• **TASK MATERIAL**
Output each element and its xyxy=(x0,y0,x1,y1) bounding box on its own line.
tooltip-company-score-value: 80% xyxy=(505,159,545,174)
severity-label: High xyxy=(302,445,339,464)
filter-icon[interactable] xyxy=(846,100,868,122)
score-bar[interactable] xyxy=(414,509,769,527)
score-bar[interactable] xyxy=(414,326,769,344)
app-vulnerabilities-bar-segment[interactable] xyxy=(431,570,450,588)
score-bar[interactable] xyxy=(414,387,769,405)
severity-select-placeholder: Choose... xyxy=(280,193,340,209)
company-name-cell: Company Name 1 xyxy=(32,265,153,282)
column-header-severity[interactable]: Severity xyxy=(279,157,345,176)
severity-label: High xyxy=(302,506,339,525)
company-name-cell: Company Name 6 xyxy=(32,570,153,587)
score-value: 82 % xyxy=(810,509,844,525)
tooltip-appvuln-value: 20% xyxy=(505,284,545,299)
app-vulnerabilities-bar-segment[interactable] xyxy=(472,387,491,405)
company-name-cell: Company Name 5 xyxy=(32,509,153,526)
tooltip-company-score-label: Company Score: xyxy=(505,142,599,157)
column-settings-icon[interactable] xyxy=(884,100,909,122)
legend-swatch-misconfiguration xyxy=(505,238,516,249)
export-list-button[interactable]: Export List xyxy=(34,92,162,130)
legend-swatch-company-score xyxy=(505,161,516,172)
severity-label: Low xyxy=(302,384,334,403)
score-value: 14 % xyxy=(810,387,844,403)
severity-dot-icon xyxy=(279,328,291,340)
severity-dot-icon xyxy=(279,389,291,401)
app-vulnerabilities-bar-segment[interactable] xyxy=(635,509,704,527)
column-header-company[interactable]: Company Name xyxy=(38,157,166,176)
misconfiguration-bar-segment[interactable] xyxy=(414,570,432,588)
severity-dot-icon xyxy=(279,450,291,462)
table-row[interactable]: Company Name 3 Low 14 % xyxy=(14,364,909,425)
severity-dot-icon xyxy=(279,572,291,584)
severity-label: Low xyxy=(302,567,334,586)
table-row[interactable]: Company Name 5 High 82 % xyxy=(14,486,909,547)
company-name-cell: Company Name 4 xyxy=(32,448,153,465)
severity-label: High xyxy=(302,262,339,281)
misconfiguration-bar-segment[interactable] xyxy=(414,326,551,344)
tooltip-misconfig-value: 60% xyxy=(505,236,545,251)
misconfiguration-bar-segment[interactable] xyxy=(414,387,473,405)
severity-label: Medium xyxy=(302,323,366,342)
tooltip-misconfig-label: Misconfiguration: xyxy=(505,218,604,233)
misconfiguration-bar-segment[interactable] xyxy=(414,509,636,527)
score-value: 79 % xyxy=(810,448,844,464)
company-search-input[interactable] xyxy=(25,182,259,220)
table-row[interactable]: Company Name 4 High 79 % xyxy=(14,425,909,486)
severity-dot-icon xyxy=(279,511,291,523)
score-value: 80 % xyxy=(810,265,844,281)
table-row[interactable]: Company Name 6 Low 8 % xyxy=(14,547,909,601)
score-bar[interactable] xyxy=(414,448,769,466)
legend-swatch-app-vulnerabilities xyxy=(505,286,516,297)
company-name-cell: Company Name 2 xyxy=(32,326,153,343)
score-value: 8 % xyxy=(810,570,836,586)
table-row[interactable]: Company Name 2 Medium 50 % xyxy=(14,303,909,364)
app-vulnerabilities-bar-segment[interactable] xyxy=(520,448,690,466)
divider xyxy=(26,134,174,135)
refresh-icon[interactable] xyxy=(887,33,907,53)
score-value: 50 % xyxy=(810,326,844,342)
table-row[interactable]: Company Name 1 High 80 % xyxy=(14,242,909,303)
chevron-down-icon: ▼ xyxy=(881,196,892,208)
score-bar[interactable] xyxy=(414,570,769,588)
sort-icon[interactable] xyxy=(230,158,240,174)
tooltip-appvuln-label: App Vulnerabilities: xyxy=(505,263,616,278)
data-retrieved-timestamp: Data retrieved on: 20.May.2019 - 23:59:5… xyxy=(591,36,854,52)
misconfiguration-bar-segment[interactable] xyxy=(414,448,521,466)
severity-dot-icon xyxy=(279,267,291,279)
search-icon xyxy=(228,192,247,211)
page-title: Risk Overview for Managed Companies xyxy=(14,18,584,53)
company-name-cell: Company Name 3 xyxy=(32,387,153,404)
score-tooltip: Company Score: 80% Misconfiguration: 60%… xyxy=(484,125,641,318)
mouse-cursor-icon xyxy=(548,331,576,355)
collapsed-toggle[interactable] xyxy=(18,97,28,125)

• **THE TASK**
Reproduce every entry above line for line, without changing a single character.

• **WRITTEN RESPONSE**
Output each element and its xyxy=(x0,y0,x1,y1) bounding box on its own line.
tooltip-company-score-value: 80% xyxy=(505,159,545,174)
severity-label: High xyxy=(302,445,339,464)
filter-icon[interactable] xyxy=(846,100,868,122)
score-bar[interactable] xyxy=(414,509,769,527)
score-bar[interactable] xyxy=(414,326,769,344)
app-vulnerabilities-bar-segment[interactable] xyxy=(431,570,450,588)
score-bar[interactable] xyxy=(414,387,769,405)
severity-select-placeholder: Choose... xyxy=(280,193,340,209)
company-name-cell: Company Name 1 xyxy=(32,265,153,282)
column-header-severity[interactable]: Severity xyxy=(279,157,345,176)
severity-label: High xyxy=(302,506,339,525)
company-name-cell: Company Name 6 xyxy=(32,570,153,587)
score-value: 82 % xyxy=(810,509,844,525)
tooltip-appvuln-value: 20% xyxy=(505,284,545,299)
app-vulnerabilities-bar-segment[interactable] xyxy=(472,387,491,405)
company-name-cell: Company Name 5 xyxy=(32,509,153,526)
tooltip-company-score-label: Company Score: xyxy=(505,142,599,157)
column-settings-icon[interactable] xyxy=(884,100,909,122)
legend-swatch-misconfiguration xyxy=(505,238,516,249)
export-list-button[interactable]: Export List xyxy=(34,92,162,130)
legend-swatch-company-score xyxy=(505,161,516,172)
severity-label: Low xyxy=(302,384,334,403)
score-value: 14 % xyxy=(810,387,844,403)
severity-dot-icon xyxy=(279,328,291,340)
severity-dot-icon xyxy=(279,389,291,401)
app-vulnerabilities-bar-segment[interactable] xyxy=(635,509,704,527)
column-header-company[interactable]: Company Name xyxy=(38,157,166,176)
misconfiguration-bar-segment[interactable] xyxy=(414,570,432,588)
severity-dot-icon xyxy=(279,450,291,462)
table-row[interactable]: Company Name 3 Low 14 % xyxy=(14,364,909,425)
severity-dot-icon xyxy=(279,572,291,584)
severity-label: Low xyxy=(302,567,334,586)
table-row[interactable]: Company Name 5 High 82 % xyxy=(14,486,909,547)
company-name-cell: Company Name 4 xyxy=(32,448,153,465)
severity-label: High xyxy=(302,262,339,281)
misconfiguration-bar-segment[interactable] xyxy=(414,326,551,344)
tooltip-misconfig-value: 60% xyxy=(505,236,545,251)
misconfiguration-bar-segment[interactable] xyxy=(414,387,473,405)
severity-label: Medium xyxy=(302,323,366,342)
tooltip-misconfig-label: Misconfiguration: xyxy=(505,218,604,233)
misconfiguration-bar-segment[interactable] xyxy=(414,509,636,527)
score-value: 79 % xyxy=(810,448,844,464)
company-search-input[interactable] xyxy=(25,182,259,220)
table-row[interactable]: Company Name 4 High 79 % xyxy=(14,425,909,486)
severity-dot-icon xyxy=(279,511,291,523)
score-value: 80 % xyxy=(810,265,844,281)
table-row[interactable]: Company Name 6 Low 8 % xyxy=(14,547,909,601)
score-bar[interactable] xyxy=(414,448,769,466)
legend-swatch-app-vulnerabilities xyxy=(505,286,516,297)
company-name-cell: Company Name 2 xyxy=(32,326,153,343)
score-value: 8 % xyxy=(810,570,836,586)
table-row[interactable]: Company Name 2 Medium 50 % xyxy=(14,303,909,364)
app-vulnerabilities-bar-segment[interactable] xyxy=(520,448,690,466)
divider xyxy=(26,134,174,135)
refresh-icon[interactable] xyxy=(887,33,907,53)
score-value: 50 % xyxy=(810,326,844,342)
table-row[interactable]: Company Name 1 High 80 % xyxy=(14,242,909,303)
chevron-down-icon: ▼ xyxy=(881,196,892,208)
score-bar[interactable] xyxy=(414,570,769,588)
sort-icon[interactable] xyxy=(230,158,240,174)
tooltip-appvuln-label: App Vulnerabilities: xyxy=(505,263,616,278)
data-retrieved-timestamp: Data retrieved on: 20.May.2019 - 23:59:5… xyxy=(591,36,854,52)
misconfiguration-bar-segment[interactable] xyxy=(414,448,521,466)
severity-dot-icon xyxy=(279,267,291,279)
search-icon xyxy=(228,192,247,211)
page-title: Risk Overview for Managed Companies xyxy=(14,18,584,53)
company-name-cell: Company Name 3 xyxy=(32,387,153,404)
score-tooltip: Company Score: 80% Misconfiguration: 60%… xyxy=(484,125,641,318)
mouse-cursor-icon xyxy=(548,331,576,355)
collapsed-toggle[interactable] xyxy=(18,97,28,125)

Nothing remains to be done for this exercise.